§ **Objective**:
Reproduce the listing below line for line, omitting the pictures.

§ **Records from a collection**:
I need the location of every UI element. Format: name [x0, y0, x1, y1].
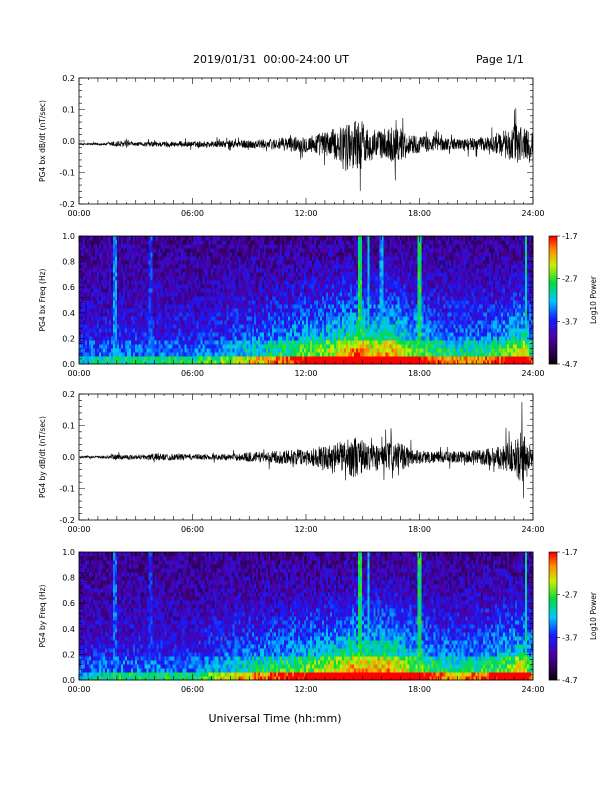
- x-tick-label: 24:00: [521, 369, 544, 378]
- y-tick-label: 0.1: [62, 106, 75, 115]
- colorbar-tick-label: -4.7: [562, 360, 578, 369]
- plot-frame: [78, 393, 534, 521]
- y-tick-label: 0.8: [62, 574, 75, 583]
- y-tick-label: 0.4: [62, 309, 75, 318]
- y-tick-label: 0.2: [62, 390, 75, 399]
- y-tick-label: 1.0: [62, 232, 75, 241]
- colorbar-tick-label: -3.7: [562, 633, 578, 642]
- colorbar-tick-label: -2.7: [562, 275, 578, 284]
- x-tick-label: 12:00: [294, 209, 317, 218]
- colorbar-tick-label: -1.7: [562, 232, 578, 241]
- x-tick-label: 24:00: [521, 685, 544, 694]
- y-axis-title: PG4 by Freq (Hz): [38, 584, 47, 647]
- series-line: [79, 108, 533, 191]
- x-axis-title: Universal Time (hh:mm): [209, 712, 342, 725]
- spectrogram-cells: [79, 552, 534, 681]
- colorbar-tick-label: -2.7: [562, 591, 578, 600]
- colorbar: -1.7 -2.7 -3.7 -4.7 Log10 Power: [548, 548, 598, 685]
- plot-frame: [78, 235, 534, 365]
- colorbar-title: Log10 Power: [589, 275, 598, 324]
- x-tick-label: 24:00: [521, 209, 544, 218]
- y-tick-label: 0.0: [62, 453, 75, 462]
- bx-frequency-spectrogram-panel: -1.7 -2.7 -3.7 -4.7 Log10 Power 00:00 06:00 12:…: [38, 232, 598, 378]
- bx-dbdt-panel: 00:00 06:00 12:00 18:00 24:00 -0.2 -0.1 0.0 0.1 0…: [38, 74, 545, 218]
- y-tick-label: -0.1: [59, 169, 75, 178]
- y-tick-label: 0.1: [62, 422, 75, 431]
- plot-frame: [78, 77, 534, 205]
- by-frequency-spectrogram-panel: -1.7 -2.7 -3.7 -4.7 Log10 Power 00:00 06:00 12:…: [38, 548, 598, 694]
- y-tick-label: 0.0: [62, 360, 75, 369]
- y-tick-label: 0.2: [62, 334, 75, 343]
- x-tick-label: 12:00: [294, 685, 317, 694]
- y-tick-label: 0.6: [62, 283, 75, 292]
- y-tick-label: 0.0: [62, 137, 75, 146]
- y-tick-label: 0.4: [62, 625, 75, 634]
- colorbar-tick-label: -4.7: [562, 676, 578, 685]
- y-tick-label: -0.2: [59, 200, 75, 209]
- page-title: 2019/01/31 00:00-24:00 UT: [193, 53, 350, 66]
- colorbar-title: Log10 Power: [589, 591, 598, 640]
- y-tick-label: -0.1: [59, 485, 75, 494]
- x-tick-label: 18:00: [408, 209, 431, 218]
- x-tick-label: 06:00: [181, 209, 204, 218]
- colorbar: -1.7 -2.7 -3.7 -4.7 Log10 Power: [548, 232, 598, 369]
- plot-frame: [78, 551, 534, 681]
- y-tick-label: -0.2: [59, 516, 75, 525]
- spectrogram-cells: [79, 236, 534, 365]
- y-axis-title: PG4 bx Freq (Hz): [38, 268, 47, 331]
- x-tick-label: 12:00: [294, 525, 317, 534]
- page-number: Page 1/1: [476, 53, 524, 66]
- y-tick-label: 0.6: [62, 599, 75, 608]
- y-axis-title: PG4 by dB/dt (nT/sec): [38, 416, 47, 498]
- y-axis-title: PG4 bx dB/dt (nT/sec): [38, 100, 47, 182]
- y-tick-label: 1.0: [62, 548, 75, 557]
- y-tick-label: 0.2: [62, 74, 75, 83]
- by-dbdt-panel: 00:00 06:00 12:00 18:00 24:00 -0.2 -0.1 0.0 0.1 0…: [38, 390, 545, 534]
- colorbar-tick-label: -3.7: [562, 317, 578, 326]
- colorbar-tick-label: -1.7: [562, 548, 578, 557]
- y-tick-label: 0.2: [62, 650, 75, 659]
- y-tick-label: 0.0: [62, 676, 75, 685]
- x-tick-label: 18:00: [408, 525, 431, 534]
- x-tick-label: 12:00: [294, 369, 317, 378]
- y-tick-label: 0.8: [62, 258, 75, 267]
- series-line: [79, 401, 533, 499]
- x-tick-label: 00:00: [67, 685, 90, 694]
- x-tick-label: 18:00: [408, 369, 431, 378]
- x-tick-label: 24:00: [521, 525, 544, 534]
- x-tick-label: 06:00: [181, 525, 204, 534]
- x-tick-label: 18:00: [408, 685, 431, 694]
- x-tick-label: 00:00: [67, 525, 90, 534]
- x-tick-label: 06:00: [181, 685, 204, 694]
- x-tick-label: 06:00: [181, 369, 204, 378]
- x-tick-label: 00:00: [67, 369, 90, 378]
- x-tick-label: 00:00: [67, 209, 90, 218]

§ **In response**:
I need the location of every UI element. Format: name [x0, y0, x1, y1].
- x-tick-label: 24:00: [521, 369, 544, 378]
- y-tick-label: 0.1: [62, 106, 75, 115]
- colorbar-tick-label: -4.7: [562, 360, 578, 369]
- plot-frame: [78, 393, 534, 521]
- y-tick-label: 0.8: [62, 574, 75, 583]
- y-tick-label: 0.4: [62, 309, 75, 318]
- y-tick-label: 0.2: [62, 390, 75, 399]
- y-tick-label: 1.0: [62, 232, 75, 241]
- colorbar-tick-label: -3.7: [562, 633, 578, 642]
- colorbar-tick-label: -2.7: [562, 275, 578, 284]
- x-tick-label: 12:00: [294, 209, 317, 218]
- colorbar-tick-label: -1.7: [562, 232, 578, 241]
- x-tick-label: 24:00: [521, 685, 544, 694]
- y-axis-title: PG4 by Freq (Hz): [38, 584, 47, 647]
- series-line: [79, 108, 533, 191]
- x-axis-title: Universal Time (hh:mm): [209, 712, 342, 725]
- spectrogram-cells: [79, 552, 534, 681]
- colorbar-tick-label: -2.7: [562, 591, 578, 600]
- colorbar: -1.7 -2.7 -3.7 -4.7 Log10 Power: [548, 548, 598, 685]
- plot-frame: [78, 235, 534, 365]
- colorbar-title: Log10 Power: [589, 275, 598, 324]
- x-tick-label: 24:00: [521, 209, 544, 218]
- y-tick-label: 0.0: [62, 453, 75, 462]
- bx-frequency-spectrogram-panel: -1.7 -2.7 -3.7 -4.7 Log10 Power 00:00 06:00 12:…: [38, 232, 598, 378]
- bx-dbdt-panel: 00:00 06:00 12:00 18:00 24:00 -0.2 -0.1 0.0 0.1 0…: [38, 74, 545, 218]
- y-tick-label: -0.1: [59, 169, 75, 178]
- y-tick-label: 0.1: [62, 422, 75, 431]
- plot-frame: [78, 77, 534, 205]
- by-frequency-spectrogram-panel: -1.7 -2.7 -3.7 -4.7 Log10 Power 00:00 06:00 12:…: [38, 548, 598, 694]
- y-tick-label: 0.0: [62, 360, 75, 369]
- y-tick-label: 0.2: [62, 334, 75, 343]
- x-tick-label: 12:00: [294, 685, 317, 694]
- y-tick-label: 0.6: [62, 283, 75, 292]
- y-tick-label: 0.0: [62, 137, 75, 146]
- y-tick-label: 0.4: [62, 625, 75, 634]
- colorbar-tick-label: -4.7: [562, 676, 578, 685]
- y-tick-label: -0.2: [59, 200, 75, 209]
- page-title: 2019/01/31 00:00-24:00 UT: [193, 53, 350, 66]
- colorbar-title: Log10 Power: [589, 591, 598, 640]
- y-tick-label: -0.1: [59, 485, 75, 494]
- x-tick-label: 18:00: [408, 209, 431, 218]
- x-tick-label: 06:00: [181, 209, 204, 218]
- colorbar: -1.7 -2.7 -3.7 -4.7 Log10 Power: [548, 232, 598, 369]
- plot-frame: [78, 551, 534, 681]
- y-tick-label: -0.2: [59, 516, 75, 525]
- spectrogram-cells: [79, 236, 534, 365]
- y-axis-title: PG4 bx Freq (Hz): [38, 268, 47, 331]
- x-tick-label: 12:00: [294, 525, 317, 534]
- page-number: Page 1/1: [476, 53, 524, 66]
- y-tick-label: 0.6: [62, 599, 75, 608]
- y-axis-title: PG4 by dB/dt (nT/sec): [38, 416, 47, 498]
- y-axis-title: PG4 bx dB/dt (nT/sec): [38, 100, 47, 182]
- y-tick-label: 1.0: [62, 548, 75, 557]
- y-tick-label: 0.2: [62, 74, 75, 83]
- by-dbdt-panel: 00:00 06:00 12:00 18:00 24:00 -0.2 -0.1 0.0 0.1 0…: [38, 390, 545, 534]
- colorbar-tick-label: -3.7: [562, 317, 578, 326]
- colorbar-tick-label: -1.7: [562, 548, 578, 557]
- y-tick-label: 0.2: [62, 650, 75, 659]
- y-tick-label: 0.0: [62, 676, 75, 685]
- x-tick-label: 18:00: [408, 525, 431, 534]
- x-tick-label: 12:00: [294, 369, 317, 378]
- y-tick-label: 0.8: [62, 258, 75, 267]
- series-line: [79, 401, 533, 499]
- x-tick-label: 00:00: [67, 685, 90, 694]
- x-tick-label: 18:00: [408, 369, 431, 378]
- x-tick-label: 24:00: [521, 525, 544, 534]
- x-tick-label: 06:00: [181, 525, 204, 534]
- x-tick-label: 18:00: [408, 685, 431, 694]
- x-tick-label: 00:00: [67, 525, 90, 534]
- x-tick-label: 06:00: [181, 685, 204, 694]
- x-tick-label: 06:00: [181, 369, 204, 378]
- x-tick-label: 00:00: [67, 369, 90, 378]
- x-tick-label: 00:00: [67, 209, 90, 218]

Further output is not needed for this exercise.